Provide only the number of lines in the records below that include "Kawaikapuokalani".

----

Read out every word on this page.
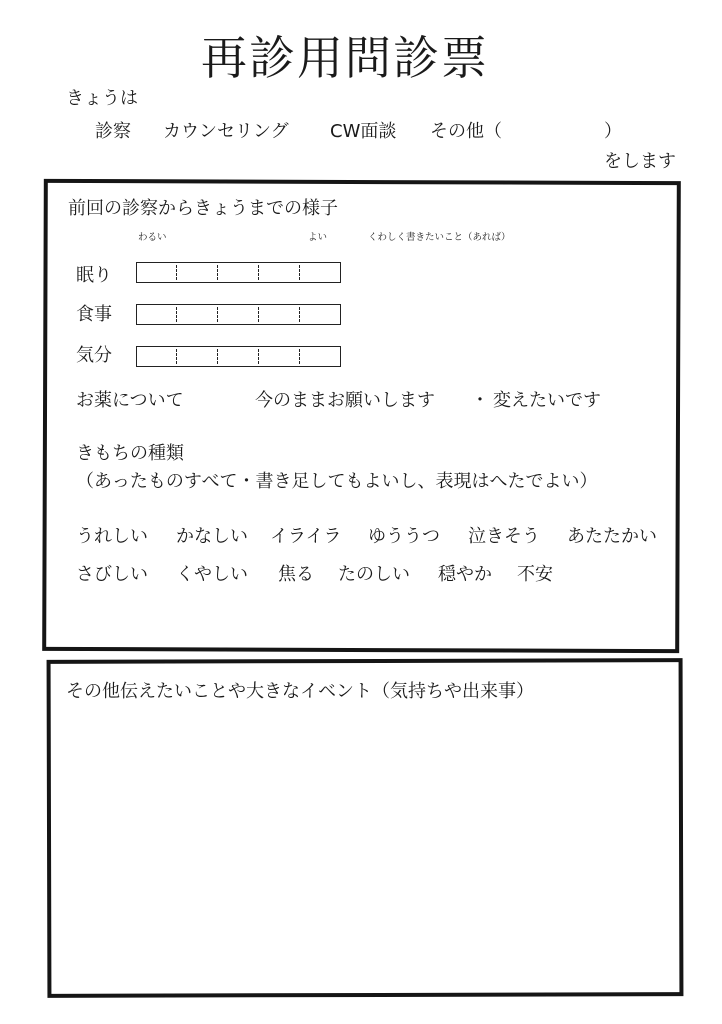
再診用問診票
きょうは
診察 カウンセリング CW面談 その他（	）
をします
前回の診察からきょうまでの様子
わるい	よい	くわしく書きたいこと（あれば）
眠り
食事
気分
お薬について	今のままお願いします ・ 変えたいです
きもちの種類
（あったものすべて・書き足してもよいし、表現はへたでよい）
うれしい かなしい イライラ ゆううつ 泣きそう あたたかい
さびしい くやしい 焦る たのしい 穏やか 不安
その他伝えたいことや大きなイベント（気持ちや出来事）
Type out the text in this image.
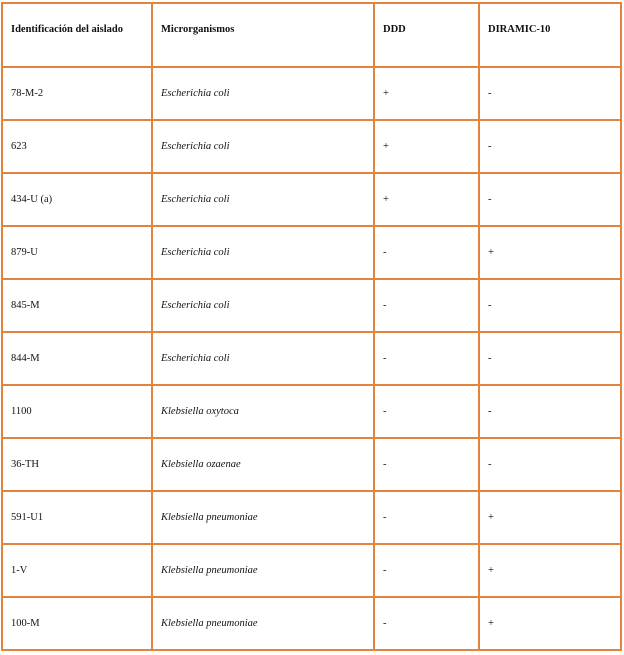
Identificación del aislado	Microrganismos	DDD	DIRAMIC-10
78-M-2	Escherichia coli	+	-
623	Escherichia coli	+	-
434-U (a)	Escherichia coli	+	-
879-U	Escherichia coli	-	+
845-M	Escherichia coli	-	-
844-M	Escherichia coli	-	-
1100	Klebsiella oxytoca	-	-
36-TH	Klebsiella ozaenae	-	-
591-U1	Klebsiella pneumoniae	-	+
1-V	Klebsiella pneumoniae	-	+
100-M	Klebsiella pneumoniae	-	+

----

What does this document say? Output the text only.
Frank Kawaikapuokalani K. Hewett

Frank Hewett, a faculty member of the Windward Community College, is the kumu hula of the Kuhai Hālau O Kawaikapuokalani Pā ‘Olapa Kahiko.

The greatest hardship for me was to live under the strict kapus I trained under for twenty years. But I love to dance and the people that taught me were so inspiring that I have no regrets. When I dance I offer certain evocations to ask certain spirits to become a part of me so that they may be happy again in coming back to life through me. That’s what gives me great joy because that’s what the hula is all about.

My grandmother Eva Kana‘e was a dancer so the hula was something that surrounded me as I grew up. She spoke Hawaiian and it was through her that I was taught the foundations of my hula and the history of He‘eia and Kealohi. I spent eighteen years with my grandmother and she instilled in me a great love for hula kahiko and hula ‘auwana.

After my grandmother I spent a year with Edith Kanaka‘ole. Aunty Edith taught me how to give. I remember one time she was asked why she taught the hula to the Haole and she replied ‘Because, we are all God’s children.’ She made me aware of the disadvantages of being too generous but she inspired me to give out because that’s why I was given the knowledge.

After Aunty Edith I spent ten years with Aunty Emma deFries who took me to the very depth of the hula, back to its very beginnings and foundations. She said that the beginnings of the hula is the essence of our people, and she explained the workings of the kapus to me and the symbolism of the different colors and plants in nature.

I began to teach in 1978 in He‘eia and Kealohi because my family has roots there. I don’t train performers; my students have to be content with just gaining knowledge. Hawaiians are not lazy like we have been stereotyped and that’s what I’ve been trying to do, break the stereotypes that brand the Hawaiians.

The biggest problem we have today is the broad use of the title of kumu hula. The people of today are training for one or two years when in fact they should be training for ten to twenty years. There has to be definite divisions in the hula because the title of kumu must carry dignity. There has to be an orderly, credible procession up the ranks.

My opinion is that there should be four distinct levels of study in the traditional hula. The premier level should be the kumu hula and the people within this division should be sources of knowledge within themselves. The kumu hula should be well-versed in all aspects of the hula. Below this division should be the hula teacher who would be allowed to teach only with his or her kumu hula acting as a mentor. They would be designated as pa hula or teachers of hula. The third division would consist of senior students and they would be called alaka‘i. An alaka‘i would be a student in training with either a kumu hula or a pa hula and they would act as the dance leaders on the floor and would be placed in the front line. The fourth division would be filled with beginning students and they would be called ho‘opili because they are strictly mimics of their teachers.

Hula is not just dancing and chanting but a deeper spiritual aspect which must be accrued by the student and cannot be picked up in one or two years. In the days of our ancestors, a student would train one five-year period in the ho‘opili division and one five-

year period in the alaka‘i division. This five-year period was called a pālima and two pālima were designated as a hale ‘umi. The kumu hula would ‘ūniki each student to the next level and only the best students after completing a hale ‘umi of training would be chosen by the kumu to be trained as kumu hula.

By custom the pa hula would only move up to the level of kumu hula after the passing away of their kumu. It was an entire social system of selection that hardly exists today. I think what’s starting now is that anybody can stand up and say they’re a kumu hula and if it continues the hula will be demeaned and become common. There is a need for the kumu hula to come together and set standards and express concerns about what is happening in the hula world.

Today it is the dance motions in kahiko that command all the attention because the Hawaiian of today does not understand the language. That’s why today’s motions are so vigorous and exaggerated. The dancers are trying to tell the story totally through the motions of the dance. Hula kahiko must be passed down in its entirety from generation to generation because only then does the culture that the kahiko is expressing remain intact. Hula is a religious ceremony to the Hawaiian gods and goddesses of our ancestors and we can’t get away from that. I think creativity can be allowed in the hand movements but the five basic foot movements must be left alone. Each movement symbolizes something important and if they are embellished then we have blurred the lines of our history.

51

----

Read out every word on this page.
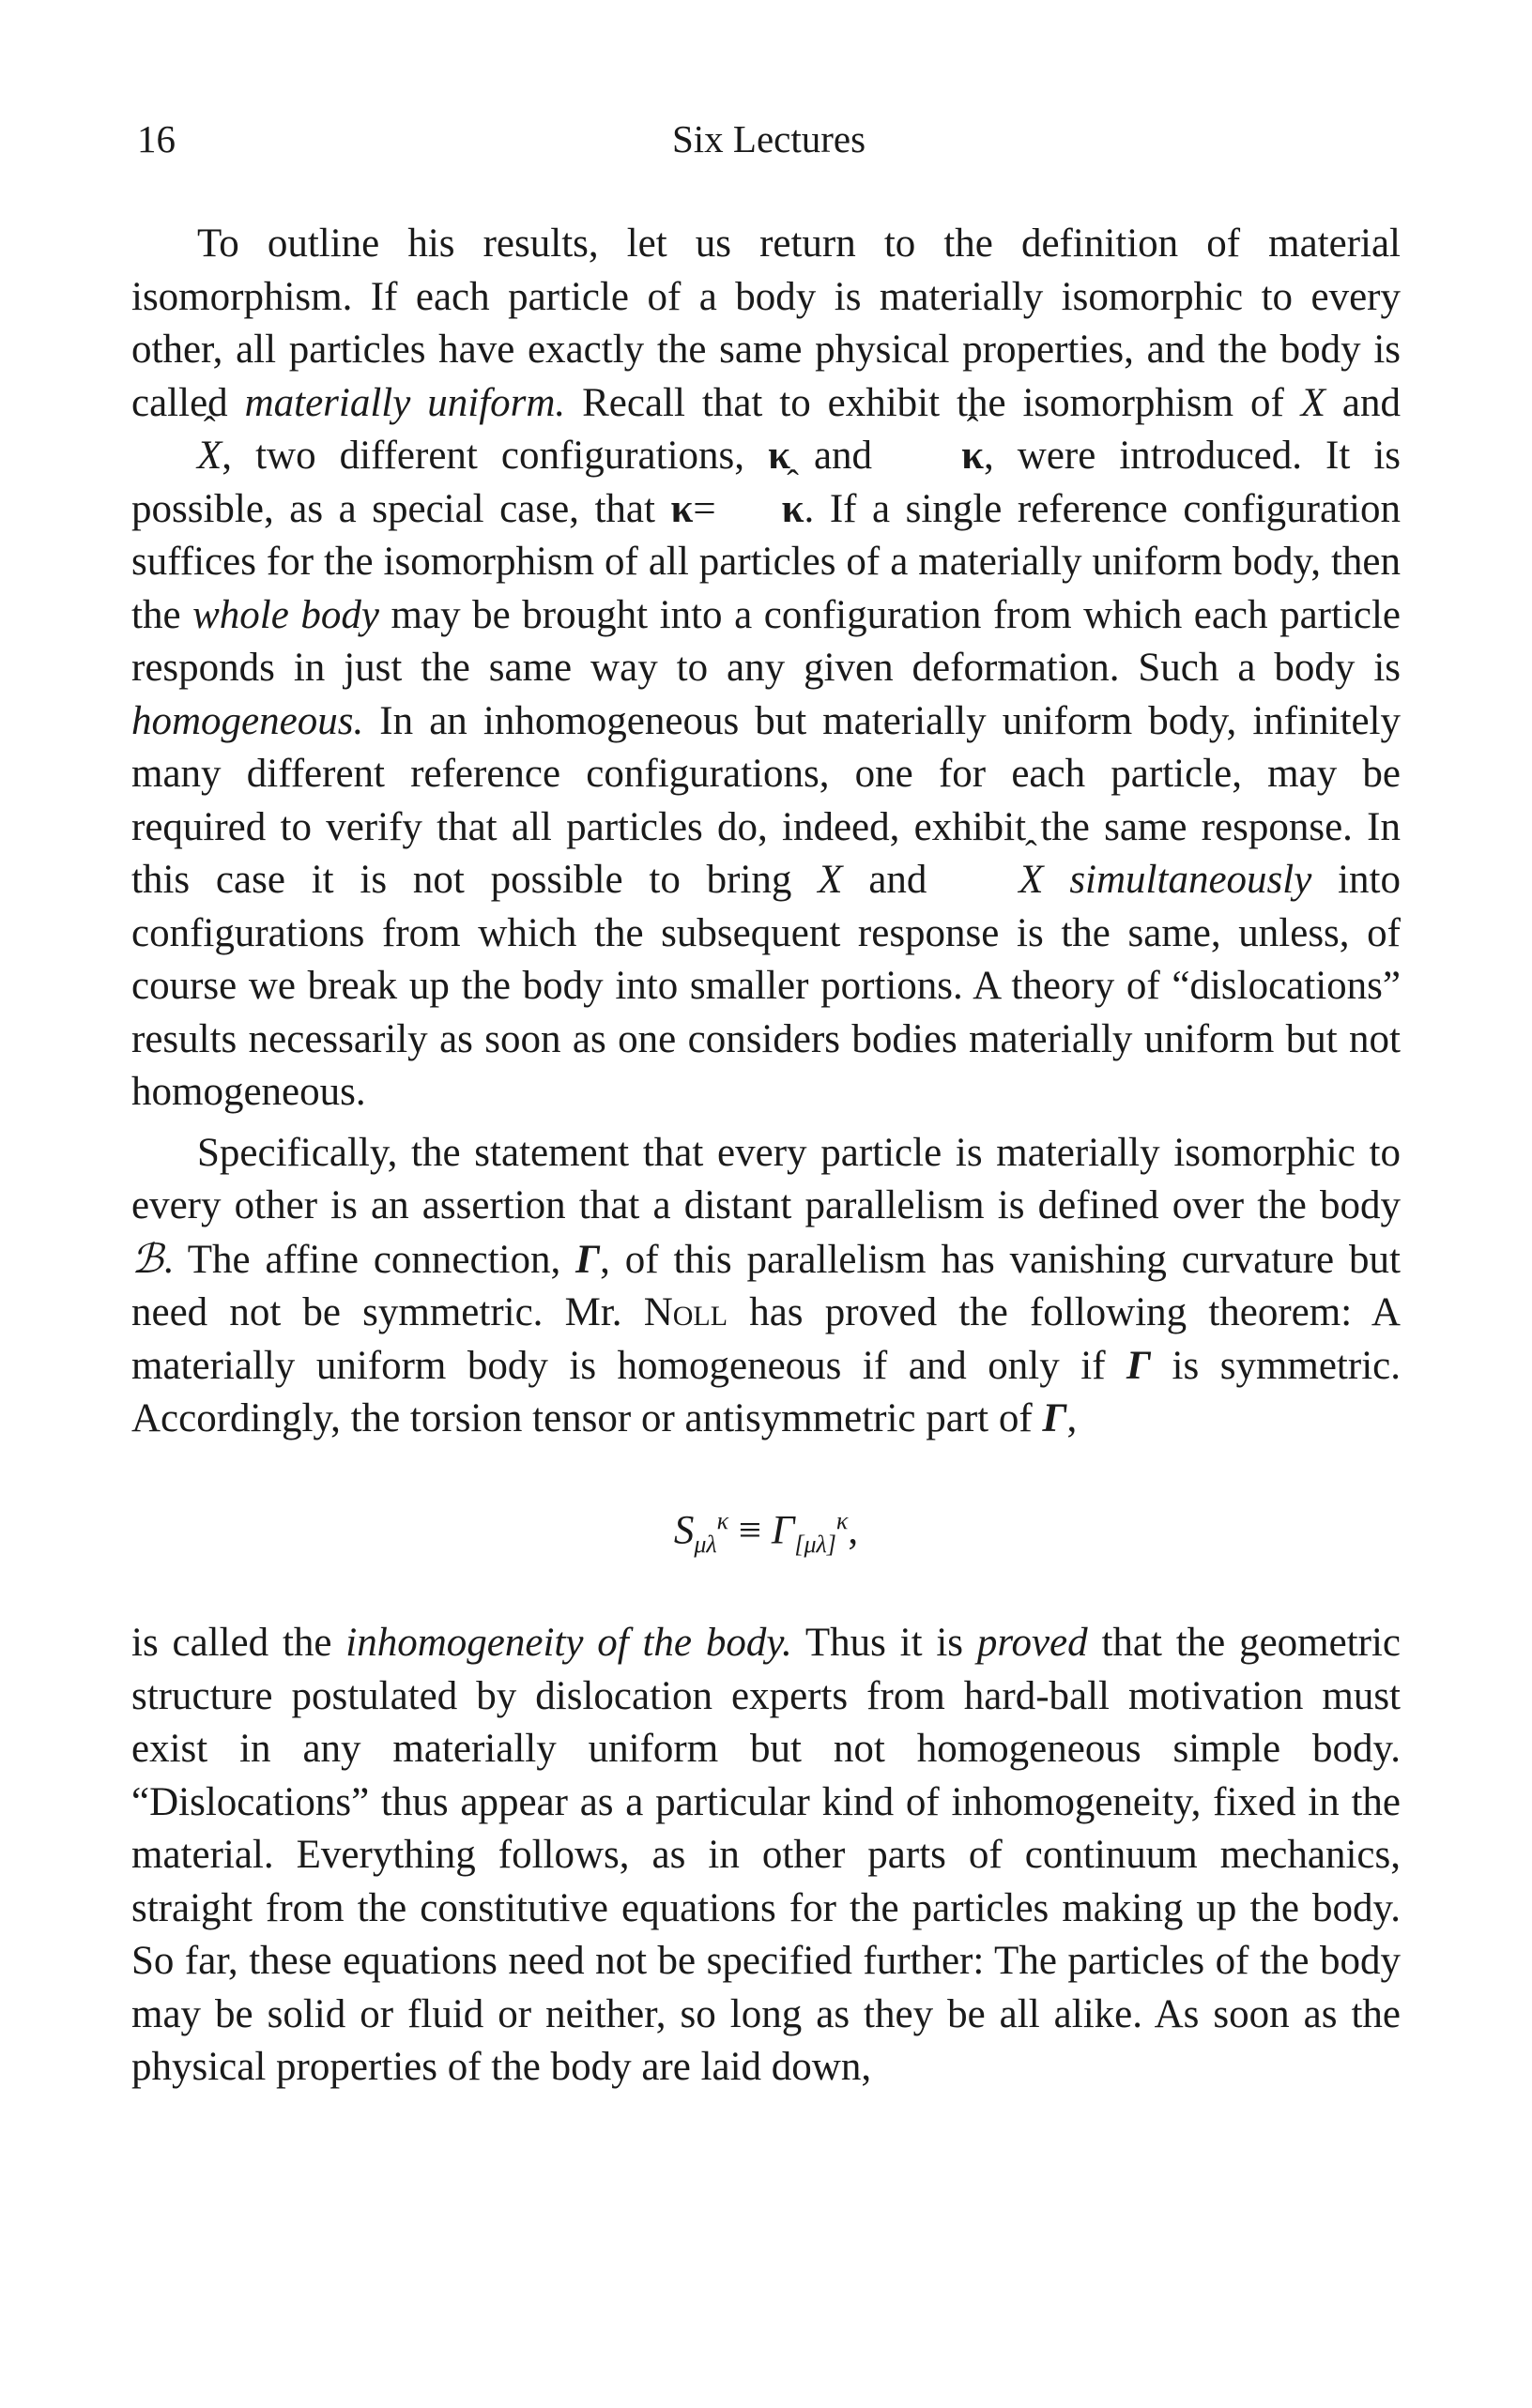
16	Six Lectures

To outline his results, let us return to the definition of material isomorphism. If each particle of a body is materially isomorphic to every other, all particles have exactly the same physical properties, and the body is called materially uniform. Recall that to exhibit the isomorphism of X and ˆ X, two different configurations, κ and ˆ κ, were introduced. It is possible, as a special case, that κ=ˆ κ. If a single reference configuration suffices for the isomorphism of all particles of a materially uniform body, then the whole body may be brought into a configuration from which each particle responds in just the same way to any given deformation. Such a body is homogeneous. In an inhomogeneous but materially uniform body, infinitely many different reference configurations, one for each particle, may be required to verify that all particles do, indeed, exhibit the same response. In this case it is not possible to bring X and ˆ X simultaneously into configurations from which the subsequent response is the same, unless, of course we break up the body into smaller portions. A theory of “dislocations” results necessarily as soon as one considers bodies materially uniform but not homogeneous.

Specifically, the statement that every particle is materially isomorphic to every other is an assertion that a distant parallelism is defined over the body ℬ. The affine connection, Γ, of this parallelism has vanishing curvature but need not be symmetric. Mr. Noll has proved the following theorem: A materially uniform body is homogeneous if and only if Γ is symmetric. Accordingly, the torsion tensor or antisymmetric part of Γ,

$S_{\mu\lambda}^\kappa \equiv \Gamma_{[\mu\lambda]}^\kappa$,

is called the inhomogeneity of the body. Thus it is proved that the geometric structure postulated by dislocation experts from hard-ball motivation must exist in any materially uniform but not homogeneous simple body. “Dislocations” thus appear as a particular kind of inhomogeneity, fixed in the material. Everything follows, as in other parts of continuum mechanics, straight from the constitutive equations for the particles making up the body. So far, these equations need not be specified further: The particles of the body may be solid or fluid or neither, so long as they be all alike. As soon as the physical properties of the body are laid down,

----

**Answer to this task**
2